● **CONSIGNE 1**
Présentez sous forme de liste JSON de chaînes les lignes des enregistrements qui vont de celle contenant « 849, 523, 858] » jusqu'à celle contenant « 462, 599, 471] », bornes comprises, à raison d'une chaîne par ligne et sans les lignes vides. Ne retenez que ces lignes.

● **EXTRAIT À LIRE**

○ ○ ○

Conférence d’examen de Durban


Conférence d’examen de DurbanLes Etats-Unis, les Pays-Bas, l'Australie, le Canada, l'Italie et Israël. Aucun de ces pays ne participera à la conférence des Nations unies sur le racisme qui s'ouvre lundi à Genève. Pour expliquer ce boycott, les participants affirment craindre que cette réunion ne serve de tremplin à des critiques contre Israël.

L'Union européenne doit prendre une décision dimanche soir. La Grande-Bretagne a annoncé qu'elle enverrait une délégation mais pas de haut responsable. Bernard Kouchner a déclaré que la France était "encore en train de travailler" sur son éventuelle participation.

○ ○ ○

● **DONNÉES EXTRAITES**

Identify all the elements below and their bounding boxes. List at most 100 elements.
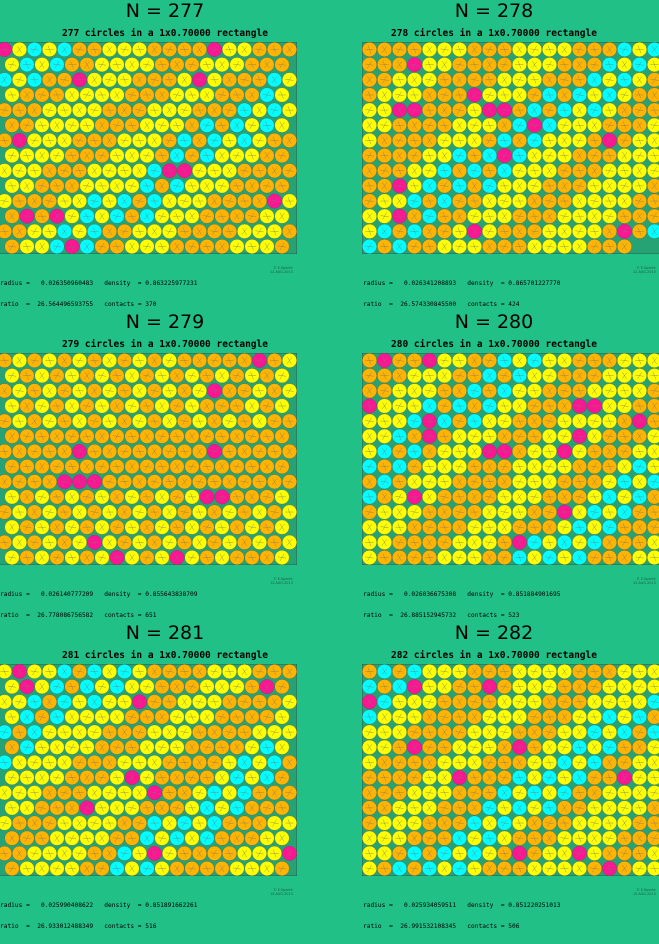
contact-marks	[516, 849, 523, 858]
contact-marks	[471, 667, 478, 676]
contact-marks	[650, 728, 659, 737]
contact-marks	[486, 371, 493, 380]
contact-marks	[561, 804, 568, 812]
packing-svg	[362, 42, 659, 254]
contact-marks	[22, 523, 32, 531]
contact-marks	[651, 91, 658, 99]
contact-marks	[501, 167, 508, 175]
radius-density-line: radius = 0.026036675308 density = 0.8518…	[363, 591, 561, 598]
contact-marks	[381, 402, 388, 410]
contact-marks	[144, 743, 150, 751]
contact-marks	[99, 212, 105, 220]
contact-marks	[635, 864, 644, 873]
contact-marks	[365, 819, 374, 827]
contact-marks	[166, 417, 173, 425]
contact-marks	[650, 773, 659, 782]
contact-marks	[590, 462, 599, 471]
contact-marks	[606, 356, 613, 365]
contact-marks	[84, 864, 90, 873]
contact-marks	[501, 212, 508, 220]
contact-marks	[286, 667, 293, 676]
contact-marks	[561, 402, 568, 410]
contact-marks	[195, 106, 204, 115]
contact-marks	[165, 667, 174, 676]
contact-marks	[515, 553, 524, 562]
contact-marks	[279, 212, 285, 220]
contact-marks	[455, 819, 464, 827]
contact-marks	[15, 728, 24, 737]
contact-marks	[114, 493, 120, 501]
contact-marks	[576, 773, 583, 782]
contact-marks	[1, 167, 8, 175]
contact-marks	[129, 773, 135, 782]
contact-marks	[0, 356, 9, 365]
contact-marks	[575, 849, 584, 858]
contact-marks	[264, 371, 270, 380]
contact-marks	[189, 121, 195, 129]
contact-marks	[591, 167, 598, 175]
panel-title: N = 278	[454, 0, 534, 22]
contact-marks	[127, 804, 137, 812]
contact-marks	[159, 182, 165, 190]
contact-marks	[67, 834, 77, 842]
contact-marks	[545, 713, 554, 721]
contact-marks	[136, 789, 143, 797]
contact-marks	[575, 523, 584, 532]
contact-marks	[635, 181, 644, 190]
contact-marks	[75, 386, 84, 395]
contact-marks	[545, 492, 554, 501]
contact-marks	[271, 167, 278, 175]
contact-marks	[381, 91, 388, 99]
contact-marks	[455, 713, 464, 721]
contact-marks	[187, 864, 197, 873]
contact-marks	[395, 743, 404, 752]
contact-marks	[180, 45, 189, 54]
contact-marks	[247, 864, 257, 873]
contact-marks	[255, 356, 264, 365]
contact-marks	[485, 227, 494, 236]
contact-marks	[365, 197, 374, 205]
contact-marks	[485, 45, 494, 54]
contact-marks	[561, 667, 568, 676]
contact-marks	[440, 667, 449, 676]
contact-marks	[590, 91, 599, 99]
contact-marks	[172, 121, 182, 130]
contact-marks	[22, 151, 32, 160]
contact-marks	[545, 538, 554, 547]
contact-marks	[650, 197, 659, 205]
contact-marks	[620, 356, 629, 365]
contact-marks	[530, 447, 539, 456]
contact-marks	[545, 356, 554, 365]
contact-marks	[530, 804, 539, 812]
contact-marks	[651, 804, 658, 812]
contact-marks	[576, 682, 583, 691]
contact-marks	[75, 227, 84, 236]
contact-marks	[441, 151, 448, 160]
contact-marks	[279, 121, 285, 129]
contact-marks	[76, 417, 83, 425]
packed-circle	[0, 102, 12, 118]
contact-marks	[144, 121, 150, 129]
contact-marks	[286, 136, 293, 145]
contact-marks	[204, 493, 210, 501]
contact-marks	[195, 478, 204, 486]
contact-marks	[590, 402, 599, 410]
contact-marks	[620, 834, 629, 843]
contact-marks	[129, 864, 135, 873]
contact-marks	[105, 478, 114, 486]
contact-marks	[16, 849, 23, 858]
contact-marks	[530, 356, 539, 365]
contact-marks	[590, 849, 599, 858]
contact-marks	[22, 212, 32, 220]
stats-block: radius = 0.025934059511 density = 0.8512…	[363, 888, 560, 944]
contact-marks	[24, 804, 30, 812]
contact-marks	[410, 45, 419, 54]
contact-marks	[456, 698, 463, 706]
contact-marks	[39, 60, 45, 69]
contact-marks	[380, 864, 389, 873]
contact-marks	[99, 743, 105, 751]
contact-marks	[52, 151, 62, 160]
contact-marks	[0, 819, 9, 827]
contact-marks	[530, 743, 539, 752]
contact-marks	[470, 682, 479, 691]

○ ○ ○

● **CONSIGNE 2**
Poursuivez l'article consacré à la conférence d'examen de Durban en reprenant après sa dernière phrase.

● **RÉPONSE RÉDIGÉE 1**
[
  "contact-marks\t[516, 849, 523, 858]",
  "contact-marks\t[471, 667, 478, 676]",
  "contact-marks\t[650, 728, 659, 737]",
  "contact-marks\t[486, 371, 493, 380]",
  "contact-marks\t[561, 804, 568, 812]",
  "packing-svg\t[362, 42, 659, 254]",
  "contact-marks\t[22, 523, 32, 531]",
  "contact-marks\t[651, 91, 658, 99]",
  "contact-marks\t[501, 167, 508, 175]",
  "radius-density-line: radius = 0.026036675308 density = 0.8518…\t[363, 591, 561, 598]",
  "contact-marks\t[381, 402, 388, 410]",
  "contact-marks\t[144, 743, 150, 751]",
  "contact-marks\t[99, 212, 105, 220]",
  "contact-marks\t[635, 864, 644, 873]",
  "contact-marks\t[365, 819, 374, 827]",
  "contact-marks\t[166, 417, 173, 425]",
  "contact-marks\t[650, 773, 659, 782]",
  "contact-marks\t[590, 462, 599, 471]"
]

● **RÉPONSE RÉDIGÉE 2**
L'ONU organise la conférence "Durban II" afin d'évaluer les progrès réalisés depuis "Durban I", qui s'était tenu en 2001 en Afrique du Sud. Il s'agira surtout de surmonter l'issue catastrophique de cette première conférence sur le racisme. Israël et les Etats-Unis s'en étaient retirés parce que des pays arabes avaient tenté d'y assimiler le sionisme au racisme.

L'absence de plusieurs grands pays occidentaux à Genève est un revers pour les Nations unies. Elle risque de compromettre les efforts futurs pour traiter de questions sensibles comme les appartenances ethniques et religieuses. Des groupes juifs et israéliens se sont quant à eux réjouis du boycott, estimant qu'il permettra d'éviter une répétition de "Durban I" et de réduire l'auditoire du président iranien, Mahmoud Ahmadinejad, qui prendra la parole au cours de la conférence.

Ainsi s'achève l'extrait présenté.